What is expected: For the material that follows, list every line containing the word "final".

Dataset content:
········

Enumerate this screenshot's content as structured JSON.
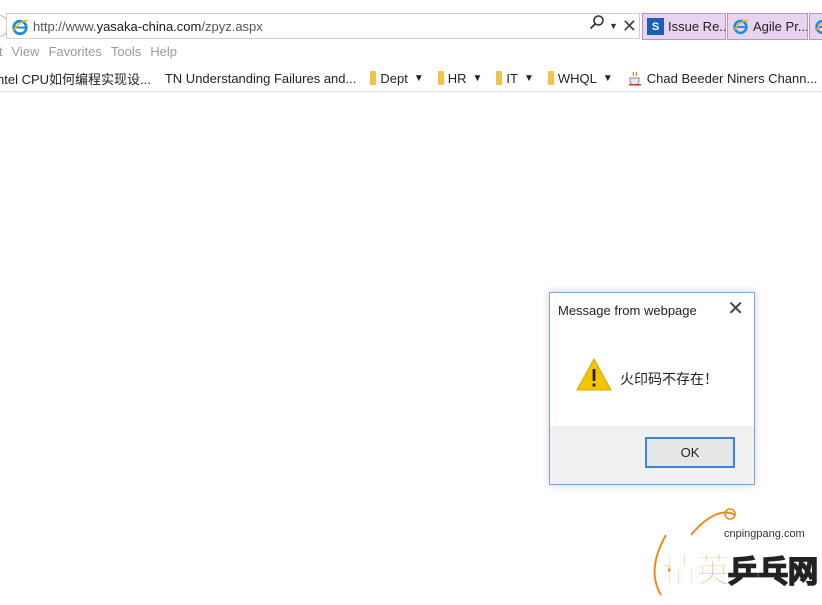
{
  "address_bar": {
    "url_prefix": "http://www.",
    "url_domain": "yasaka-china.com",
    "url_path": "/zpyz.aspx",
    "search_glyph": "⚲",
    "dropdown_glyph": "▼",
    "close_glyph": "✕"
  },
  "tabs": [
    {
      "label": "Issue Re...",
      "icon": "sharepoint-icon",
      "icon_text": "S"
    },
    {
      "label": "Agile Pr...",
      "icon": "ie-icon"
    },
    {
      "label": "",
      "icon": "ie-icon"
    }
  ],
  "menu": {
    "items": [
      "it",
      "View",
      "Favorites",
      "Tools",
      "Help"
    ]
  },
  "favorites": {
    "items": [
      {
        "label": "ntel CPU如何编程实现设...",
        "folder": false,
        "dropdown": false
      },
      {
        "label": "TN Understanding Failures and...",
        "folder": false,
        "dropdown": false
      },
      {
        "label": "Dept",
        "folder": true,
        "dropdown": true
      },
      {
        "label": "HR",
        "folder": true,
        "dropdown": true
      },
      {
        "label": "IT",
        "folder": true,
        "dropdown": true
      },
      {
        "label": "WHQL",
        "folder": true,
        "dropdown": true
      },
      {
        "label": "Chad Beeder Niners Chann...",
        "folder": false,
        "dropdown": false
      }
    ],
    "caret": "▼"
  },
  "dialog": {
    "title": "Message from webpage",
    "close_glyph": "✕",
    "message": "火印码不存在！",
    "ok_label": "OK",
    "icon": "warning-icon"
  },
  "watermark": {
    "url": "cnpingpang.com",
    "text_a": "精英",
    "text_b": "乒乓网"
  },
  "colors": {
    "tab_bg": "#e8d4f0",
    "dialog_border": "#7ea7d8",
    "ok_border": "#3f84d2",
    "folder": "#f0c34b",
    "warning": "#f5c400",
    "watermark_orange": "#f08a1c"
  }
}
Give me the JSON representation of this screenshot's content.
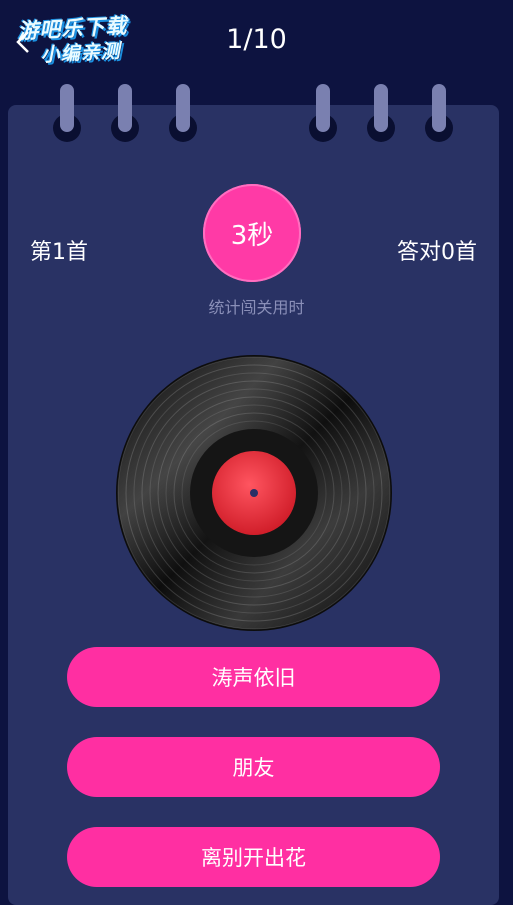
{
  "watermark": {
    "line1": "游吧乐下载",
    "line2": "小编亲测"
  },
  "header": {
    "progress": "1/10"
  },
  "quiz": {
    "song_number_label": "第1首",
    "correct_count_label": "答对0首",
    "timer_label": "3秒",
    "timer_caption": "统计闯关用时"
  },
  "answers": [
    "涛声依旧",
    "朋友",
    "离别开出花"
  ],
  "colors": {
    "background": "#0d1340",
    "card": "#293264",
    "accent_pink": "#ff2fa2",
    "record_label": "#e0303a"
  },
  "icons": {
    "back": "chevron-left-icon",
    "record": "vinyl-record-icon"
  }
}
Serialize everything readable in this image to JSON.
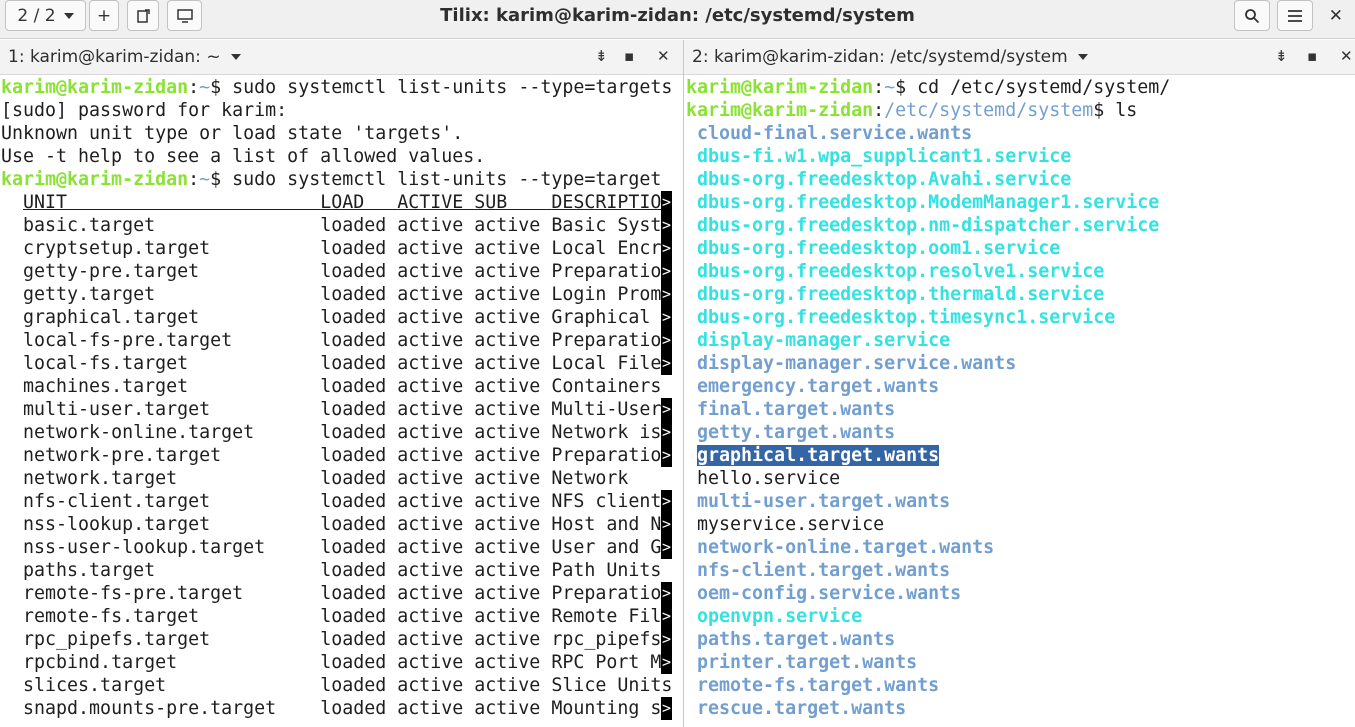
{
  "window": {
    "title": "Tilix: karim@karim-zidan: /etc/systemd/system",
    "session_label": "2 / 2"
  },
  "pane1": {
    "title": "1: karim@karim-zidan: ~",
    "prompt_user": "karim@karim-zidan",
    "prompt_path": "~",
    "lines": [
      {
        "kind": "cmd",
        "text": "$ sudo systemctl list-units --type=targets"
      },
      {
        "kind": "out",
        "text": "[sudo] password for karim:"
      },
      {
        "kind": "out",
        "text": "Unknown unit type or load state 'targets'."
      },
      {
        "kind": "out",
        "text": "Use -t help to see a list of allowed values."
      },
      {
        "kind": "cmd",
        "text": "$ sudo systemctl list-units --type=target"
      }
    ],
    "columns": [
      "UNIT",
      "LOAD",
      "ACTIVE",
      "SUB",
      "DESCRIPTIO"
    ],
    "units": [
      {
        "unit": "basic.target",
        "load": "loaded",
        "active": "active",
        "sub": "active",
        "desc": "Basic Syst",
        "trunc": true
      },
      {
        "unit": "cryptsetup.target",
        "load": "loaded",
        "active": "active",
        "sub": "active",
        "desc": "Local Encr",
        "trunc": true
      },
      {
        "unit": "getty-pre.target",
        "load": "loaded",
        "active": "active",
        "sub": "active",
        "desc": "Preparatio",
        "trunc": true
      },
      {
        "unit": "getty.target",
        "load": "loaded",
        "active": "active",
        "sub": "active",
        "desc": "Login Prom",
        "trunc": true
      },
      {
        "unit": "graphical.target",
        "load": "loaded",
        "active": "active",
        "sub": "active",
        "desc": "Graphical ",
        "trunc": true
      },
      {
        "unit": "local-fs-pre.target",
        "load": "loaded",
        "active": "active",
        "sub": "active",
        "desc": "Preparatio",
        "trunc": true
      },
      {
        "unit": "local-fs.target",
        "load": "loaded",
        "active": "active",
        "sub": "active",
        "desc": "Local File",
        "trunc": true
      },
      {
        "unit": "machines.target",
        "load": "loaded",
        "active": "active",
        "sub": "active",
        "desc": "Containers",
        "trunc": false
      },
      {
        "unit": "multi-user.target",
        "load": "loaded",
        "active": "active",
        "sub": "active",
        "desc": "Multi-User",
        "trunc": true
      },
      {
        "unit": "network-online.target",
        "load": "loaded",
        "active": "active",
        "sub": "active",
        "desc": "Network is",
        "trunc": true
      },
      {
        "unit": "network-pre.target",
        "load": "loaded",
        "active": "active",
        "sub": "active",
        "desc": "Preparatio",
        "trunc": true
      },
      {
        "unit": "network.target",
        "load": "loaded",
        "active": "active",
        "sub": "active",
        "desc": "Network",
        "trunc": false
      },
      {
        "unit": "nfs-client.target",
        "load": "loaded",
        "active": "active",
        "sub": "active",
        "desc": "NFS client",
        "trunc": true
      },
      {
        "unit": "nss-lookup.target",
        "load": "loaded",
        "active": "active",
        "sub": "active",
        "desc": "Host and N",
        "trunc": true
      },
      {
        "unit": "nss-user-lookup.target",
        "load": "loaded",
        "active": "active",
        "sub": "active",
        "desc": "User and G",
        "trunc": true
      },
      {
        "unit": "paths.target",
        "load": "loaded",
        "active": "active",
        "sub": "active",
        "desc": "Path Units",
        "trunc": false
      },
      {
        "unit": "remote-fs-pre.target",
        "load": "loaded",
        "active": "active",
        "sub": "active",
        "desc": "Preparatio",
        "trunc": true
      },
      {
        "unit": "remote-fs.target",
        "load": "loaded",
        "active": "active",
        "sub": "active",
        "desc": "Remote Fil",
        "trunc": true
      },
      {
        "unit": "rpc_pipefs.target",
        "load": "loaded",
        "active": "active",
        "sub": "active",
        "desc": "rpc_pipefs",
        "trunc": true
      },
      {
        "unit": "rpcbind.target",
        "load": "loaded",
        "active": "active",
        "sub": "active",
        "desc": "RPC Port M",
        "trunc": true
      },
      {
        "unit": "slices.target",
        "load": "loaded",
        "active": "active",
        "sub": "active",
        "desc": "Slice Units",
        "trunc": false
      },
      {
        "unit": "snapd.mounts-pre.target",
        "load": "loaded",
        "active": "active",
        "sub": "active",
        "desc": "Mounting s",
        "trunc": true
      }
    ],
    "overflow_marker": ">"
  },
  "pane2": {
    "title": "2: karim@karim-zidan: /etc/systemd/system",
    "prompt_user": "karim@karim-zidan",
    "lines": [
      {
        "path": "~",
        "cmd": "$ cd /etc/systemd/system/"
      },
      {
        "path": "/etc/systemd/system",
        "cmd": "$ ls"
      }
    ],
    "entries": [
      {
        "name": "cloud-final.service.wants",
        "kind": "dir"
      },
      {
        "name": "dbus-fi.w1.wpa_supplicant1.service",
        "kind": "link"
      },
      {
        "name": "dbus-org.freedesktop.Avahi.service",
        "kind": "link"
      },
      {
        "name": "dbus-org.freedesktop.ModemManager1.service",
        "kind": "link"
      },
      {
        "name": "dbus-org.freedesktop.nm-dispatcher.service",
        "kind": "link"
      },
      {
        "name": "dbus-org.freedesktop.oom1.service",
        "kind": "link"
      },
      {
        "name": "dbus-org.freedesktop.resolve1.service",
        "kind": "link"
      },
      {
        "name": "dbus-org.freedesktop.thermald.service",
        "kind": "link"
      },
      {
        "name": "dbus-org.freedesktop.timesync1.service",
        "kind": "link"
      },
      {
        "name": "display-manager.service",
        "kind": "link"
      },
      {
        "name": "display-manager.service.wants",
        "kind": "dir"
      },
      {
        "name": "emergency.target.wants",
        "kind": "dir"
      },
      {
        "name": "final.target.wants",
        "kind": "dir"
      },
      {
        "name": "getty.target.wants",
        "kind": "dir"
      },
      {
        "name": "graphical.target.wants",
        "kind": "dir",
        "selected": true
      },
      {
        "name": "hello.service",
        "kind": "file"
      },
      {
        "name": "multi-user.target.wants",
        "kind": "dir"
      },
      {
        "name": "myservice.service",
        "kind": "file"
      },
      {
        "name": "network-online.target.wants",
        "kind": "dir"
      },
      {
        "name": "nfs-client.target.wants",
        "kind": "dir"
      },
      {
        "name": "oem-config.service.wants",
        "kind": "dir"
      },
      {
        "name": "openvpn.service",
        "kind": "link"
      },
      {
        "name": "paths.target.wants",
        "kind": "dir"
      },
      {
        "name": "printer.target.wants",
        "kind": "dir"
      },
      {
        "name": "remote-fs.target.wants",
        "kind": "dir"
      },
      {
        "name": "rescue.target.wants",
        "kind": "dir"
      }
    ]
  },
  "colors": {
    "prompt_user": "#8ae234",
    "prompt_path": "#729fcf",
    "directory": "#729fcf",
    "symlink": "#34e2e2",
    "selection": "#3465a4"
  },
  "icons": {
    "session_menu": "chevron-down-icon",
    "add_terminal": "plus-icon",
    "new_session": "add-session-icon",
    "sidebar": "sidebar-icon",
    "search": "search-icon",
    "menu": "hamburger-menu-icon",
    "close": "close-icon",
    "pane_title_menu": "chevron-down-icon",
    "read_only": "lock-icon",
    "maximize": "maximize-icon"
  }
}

········

Answer for the task:
        "name": "cloud-final.service.wants",
        "name": "final.target.wants",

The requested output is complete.